Restate the records below word for word, and omit the images they hold.

•••

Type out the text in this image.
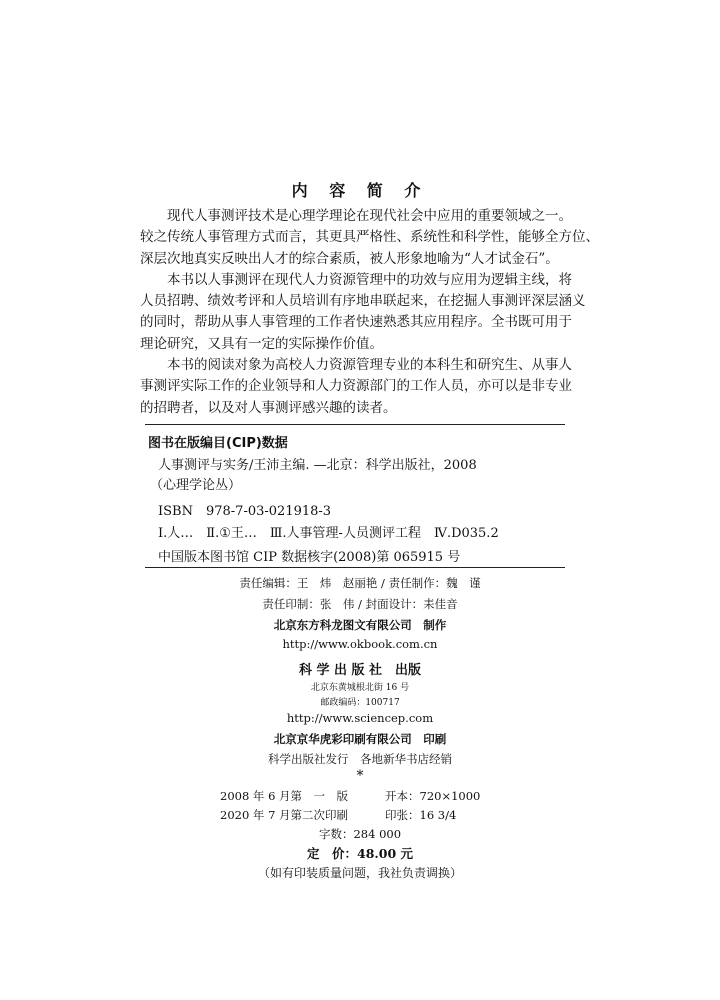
内 容 简 介

　　现代人事测评技术是心理学理论在现代社会中应用的重要领域之一。

较之传统人事管理方式而言，其更具严格性、系统性和科学性，能够全方位、

深层次地真实反映出人才的综合素质，被人形象地喻为“人才试金石”。

　　本书以人事测评在现代人力资源管理中的功效与应用为逻辑主线，将

人员招聘、绩效考评和人员培训有序地串联起来，在挖掘人事测评深层涵义

的同时，帮助从事人事管理的工作者快速熟悉其应用程序。全书既可用于

理论研究，又具有一定的实际操作价值。

　　本书的阅读对象为高校人力资源管理专业的本科生和研究生、从事人

事测评实际工作的企业领导和人力资源部门的工作人员，亦可以是非专业

的招聘者，以及对人事测评感兴趣的读者。

图书在版编目(CIP)数据
人事测评与实务/王沛主编. —北京：科学出版社，2008
（心理学论丛）
ISBN　978-7-03-021918-3
Ⅰ.人…　Ⅱ.①王…　Ⅲ.人事管理-人员测评工程　Ⅳ.D035.2
中国版本图书馆 CIP 数据核字(2008)第 065915 号
责任编辑：王　炜　赵丽艳 / 责任制作：魏　谨
责任印制：张　伟 / 封面设计：耒佳音
北京东方科龙图文有限公司　制作
http://www.okbook.com.cn
科 学 出 版 社　出版
北京东黄城根北街 16 号
邮政编码：100717
http://www.sciencep.com
北京京华虎彩印刷有限公司　印刷
科学出版社发行　各地新华书店经销
*
2008 年 6 月第　一　版	开本：720×1000
2020 年 7 月第二次印刷	印张：16 3/4
字数：284 000
定　价：48.00 元
（如有印装质量问题，我社负责调换）
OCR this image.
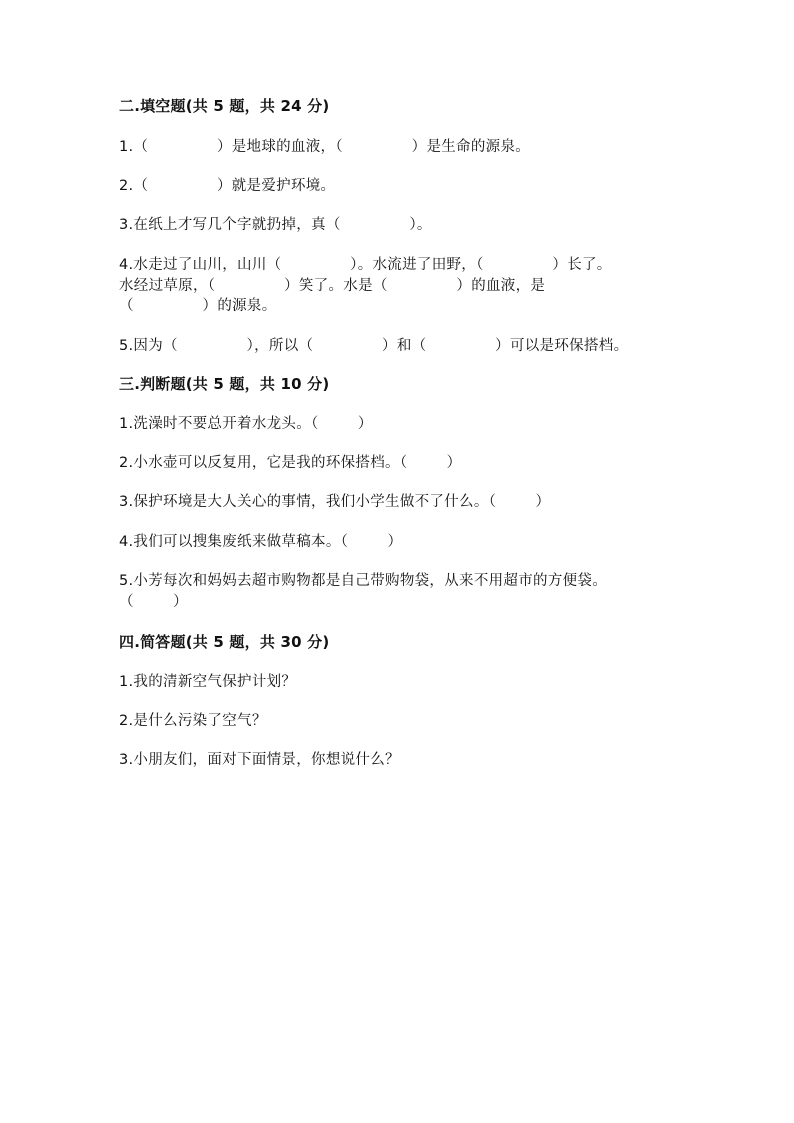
二.填空题(共 5 题，共 24 分)
1.（              ）是地球的血液，（              ）是生命的源泉。
2.（              ）就是爱护环境。
3.在纸上才写几个字就扔掉，真（              ）。
4.水走过了山川，山川（              ）。水流进了田野，（              ）长了。
水经过草原，（              ）笑了。水是（              ）的血液，是
（              ）的源泉。
5.因为（              ），所以（              ）和（              ）可以是环保搭档。
三.判断题(共 5 题，共 10 分)
1.洗澡时不要总开着水龙头。（        ）
2.小水壶可以反复用，它是我的环保搭档。（        ）
3.保护环境是大人关心的事情，我们小学生做不了什么。（        ）
4.我们可以搜集废纸来做草稿本。（        ）
5.小芳每次和妈妈去超市购物都是自己带购物袋，从来不用超市的方便袋。
（        ）
四.简答题(共 5 题，共 30 分)
1.我的清新空气保护计划？
2.是什么污染了空气？
3.小朋友们，面对下面情景，你想说什么？
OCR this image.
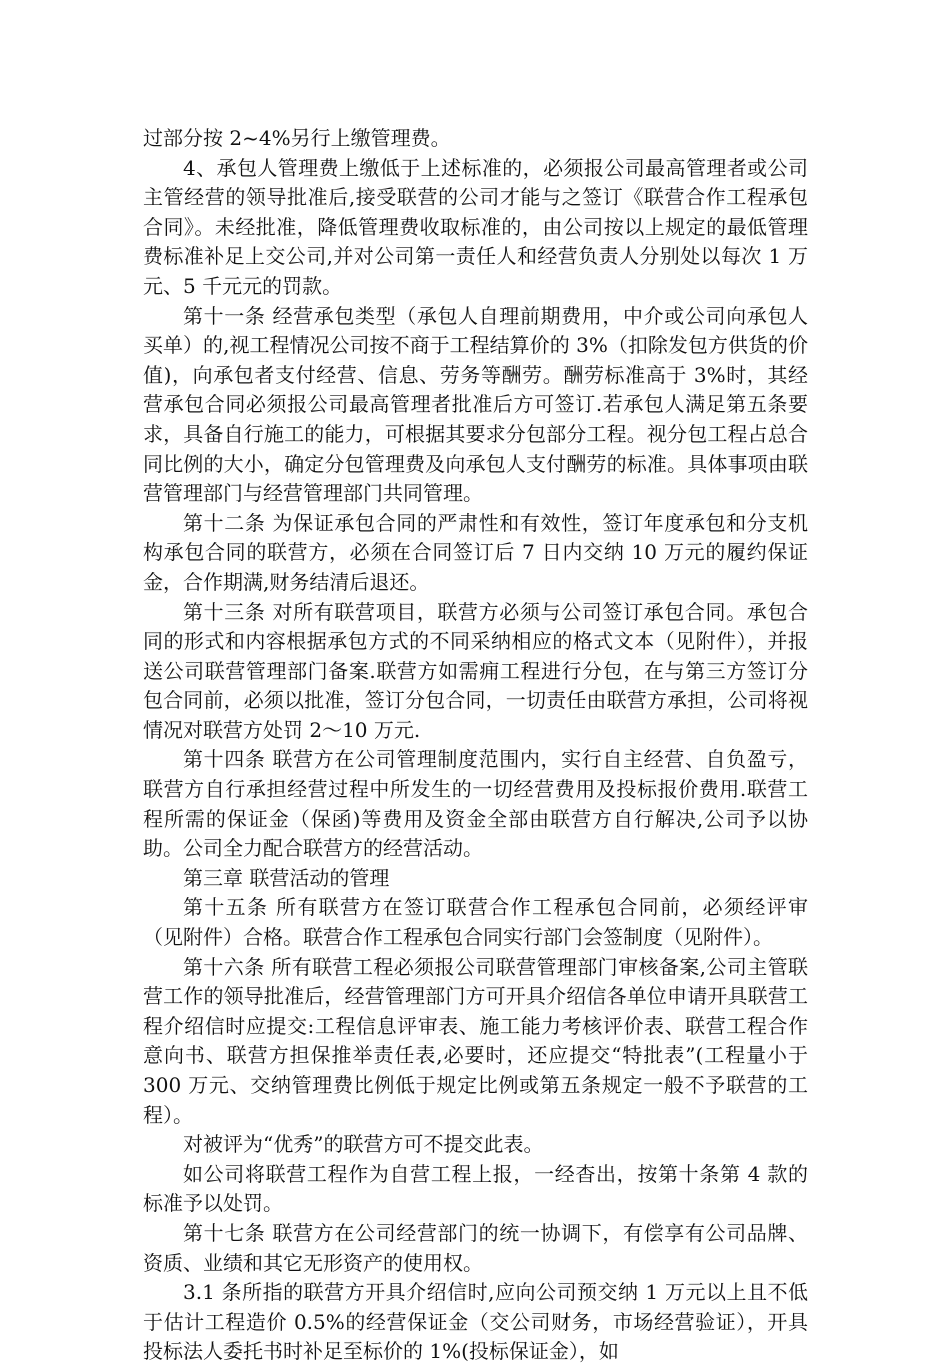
过部分按 2~4%另行上缴管理费。

4、承包人管理费上缴低于上述标准的，必须报公司最高管理者或公司主管经营的领导批准后,接受联营的公司才能与之签订《联营合作工程承包合同》。未经批准，降低管理费收取标准的，由公司按以上规定的最低管理费标准补足上交公司,并对公司第一责任人和经营负责人分别处以每次 1 万元、5 千元元的罚款。

第十一条 经营承包类型（承包人自理前期费用，中介或公司向承包人买单）的,视工程情况公司按不商于工程结算价的 3%（扣除发包方供货的价值)，向承包者支付经营、信息、劳务等酬劳。酬劳标准高于 3%时，其经营承包合同必须报公司最高管理者批准后方可签订.若承包人满足第五条要求，具备自行施工的能力，可根据其要求分包部分工程。视分包工程占总合同比例的大小，确定分包管理费及向承包人支付酬劳的标准。具体事项由联营管理部门与经营管理部门共同管理。

第十二条 为保证承包合同的严肃性和有效性，签订年度承包和分支机构承包合同的联营方，必须在合同签订后 7 日内交纳 10 万元的履约保证金，合作期满,财务结清后退还。

第十三条 对所有联营项目，联营方必须与公司签订承包合同。承包合同的形式和内容根据承包方式的不同采纳相应的格式文本（见附件），并报送公司联营管理部门备案.联营方如需痈工程进行分包，在与第三方签订分包合同前，必须以批准，签订分包合同，一切责任由联营方承担，公司将视情况对联营方处罚 2～10 万元.

第十四条 联营方在公司管理制度范围内，实行自主经营、自负盈亏，联营方自行承担经营过程中所发生的一切经营费用及投标报价费用.联营工程所需的保证金（保函)等费用及资金全部由联营方自行解决,公司予以协助。公司全力配合联营方的经营活动。

第三章 联营活动的管理

第十五条 所有联营方在签订联营合作工程承包合同前，必须经评审（见附件）合格。联营合作工程承包合同实行部门会签制度（见附件）。

第十六条 所有联营工程必须报公司联营管理部门审核备案,公司主管联营工作的领导批准后，经营管理部门方可开具介绍信各单位申请开具联营工程介绍信时应提交:工程信息评审表、施工能力考核评价表、联营工程合作意向书、联营方担保推举责任表,必要时，还应提交“特批表”(工程量小于 300 万元、交纳管理费比例低于规定比例或第五条规定一般不予联营的工程）。

对被评为“优秀”的联营方可不提交此表。

如公司将联营工程作为自营工程上报，一经杳出，按第十条第 4 款的标准予以处罚。

第十七条 联营方在公司经营部门的统一协调下，有偿享有公司品牌、资质、业绩和其它无形资产的使用权。

3.1 条所指的联营方开具介绍信时,应向公司预交纳 1 万元以上且不低于估计工程造价 0.5%的经营保证金（交公司财务，市场经营验证），开具投标法人委托书时补足至标价的 1%(投标保证金），如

•••

§ **FINISHED EXERCISE**
Type out the text in this image.
内 容 简 介

　　现代人事测评技术是心理学理论在现代社会中应用的重要领域之一。

较之传统人事管理方式而言，其更具严格性、系统性和科学性，能够全方位、

深层次地真实反映出人才的综合素质，被人形象地喻为“人才试金石”。

　　本书以人事测评在现代人力资源管理中的功效与应用为逻辑主线，将

人员招聘、绩效考评和人员培训有序地串联起来，在挖掘人事测评深层涵义

的同时，帮助从事人事管理的工作者快速熟悉其应用程序。全书既可用于

理论研究，又具有一定的实际操作价值。

　　本书的阅读对象为高校人力资源管理专业的本科生和研究生、从事人

事测评实际工作的企业领导和人力资源部门的工作人员，亦可以是非专业

的招聘者，以及对人事测评感兴趣的读者。

图书在版编目(CIP)数据
人事测评与实务/王沛主编. —北京：科学出版社，2008
（心理学论丛）
ISBN　978-7-03-021918-3
Ⅰ.人…　Ⅱ.①王…　Ⅲ.人事管理-人员测评工程　Ⅳ.D035.2
中国版本图书馆 CIP 数据核字(2008)第 065915 号
责任编辑：王　炜　赵丽艳 / 责任制作：魏　谨
责任印制：张　伟 / 封面设计：耒佳音
北京东方科龙图文有限公司　制作
http://www.okbook.com.cn
科 学 出 版 社　出版
北京东黄城根北街 16 号
邮政编码：100717
http://www.sciencep.com
北京京华虎彩印刷有限公司　印刷
科学出版社发行　各地新华书店经销
*
2008 年 6 月第　一　版	开本：720×1000
2020 年 7 月第二次印刷	印张：16 3/4
字数：284 000
定　价：48.00 元
（如有印装质量问题，我社负责调换）
OCR this image.
二.填空题(共 5 题，共 24 分)
1.（              ）是地球的血液，（              ）是生命的源泉。
2.（              ）就是爱护环境。
3.在纸上才写几个字就扔掉，真（              ）。
4.水走过了山川，山川（              ）。水流进了田野，（              ）长了。
水经过草原，（              ）笑了。水是（              ）的血液，是
（              ）的源泉。
5.因为（              ），所以（              ）和（              ）可以是环保搭档。
三.判断题(共 5 题，共 10 分)
1.洗澡时不要总开着水龙头。（        ）
2.小水壶可以反复用，它是我的环保搭档。（        ）
3.保护环境是大人关心的事情，我们小学生做不了什么。（        ）
4.我们可以搜集废纸来做草稿本。（        ）
5.小芳每次和妈妈去超市购物都是自己带购物袋，从来不用超市的方便袋。
（        ）
四.简答题(共 5 题，共 30 分)
1.我的清新空气保护计划？
2.是什么污染了空气？
3.小朋友们，面对下面情景，你想说什么？
OCR this image.
过部分按 2~4%另行上缴管理费。

4、承包人管理费上缴低于上述标准的，必须报公司最高管理者或公司主管经营的领导批准后,接受联营的公司才能与之签订《联营合作工程承包合同》。未经批准，降低管理费收取标准的，由公司按以上规定的最低管理费标准补足上交公司,并对公司第一责任人和经营负责人分别处以每次 1 万元、5 千元元的罚款。

第十一条 经营承包类型（承包人自理前期费用，中介或公司向承包人买单）的,视工程情况公司按不商于工程结算价的 3%（扣除发包方供货的价值)，向承包者支付经营、信息、劳务等酬劳。酬劳标准高于 3%时，其经营承包合同必须报公司最高管理者批准后方可签订.若承包人满足第五条要求，具备自行施工的能力，可根据其要求分包部分工程。视分包工程占总合同比例的大小，确定分包管理费及向承包人支付酬劳的标准。具体事项由联营管理部门与经营管理部门共同管理。

第十二条 为保证承包合同的严肃性和有效性，签订年度承包和分支机构承包合同的联营方，必须在合同签订后 7 日内交纳 10 万元的履约保证金，合作期满,财务结清后退还。

第十三条 对所有联营项目，联营方必须与公司签订承包合同。承包合同的形式和内容根据承包方式的不同采纳相应的格式文本（见附件），并报送公司联营管理部门备案.联营方如需痈工程进行分包，在与第三方签订分包合同前，必须以批准，签订分包合同，一切责任由联营方承担，公司将视情况对联营方处罚 2～10 万元.

第十四条 联营方在公司管理制度范围内，实行自主经营、自负盈亏，联营方自行承担经营过程中所发生的一切经营费用及投标报价费用.联营工程所需的保证金（保函)等费用及资金全部由联营方自行解决,公司予以协助。公司全力配合联营方的经营活动。

第三章 联营活动的管理

第十五条 所有联营方在签订联营合作工程承包合同前，必须经评审（见附件）合格。联营合作工程承包合同实行部门会签制度（见附件）。

第十六条 所有联营工程必须报公司联营管理部门审核备案,公司主管联营工作的领导批准后，经营管理部门方可开具介绍信各单位申请开具联营工程介绍信时应提交:工程信息评审表、施工能力考核评价表、联营工程合作意向书、联营方担保推举责任表,必要时，还应提交“特批表”(工程量小于 300 万元、交纳管理费比例低于规定比例或第五条规定一般不予联营的工程）。

对被评为“优秀”的联营方可不提交此表。

如公司将联营工程作为自营工程上报，一经杳出，按第十条第 4 款的标准予以处罚。

第十七条 联营方在公司经营部门的统一协调下，有偿享有公司品牌、资质、业绩和其它无形资产的使用权。

3.1 条所指的联营方开具介绍信时,应向公司预交纳 1 万元以上且不低于估计工程造价 0.5%的经营保证金（交公司财务，市场经营验证），开具投标法人委托书时补足至标价的 1%(投标保证金），如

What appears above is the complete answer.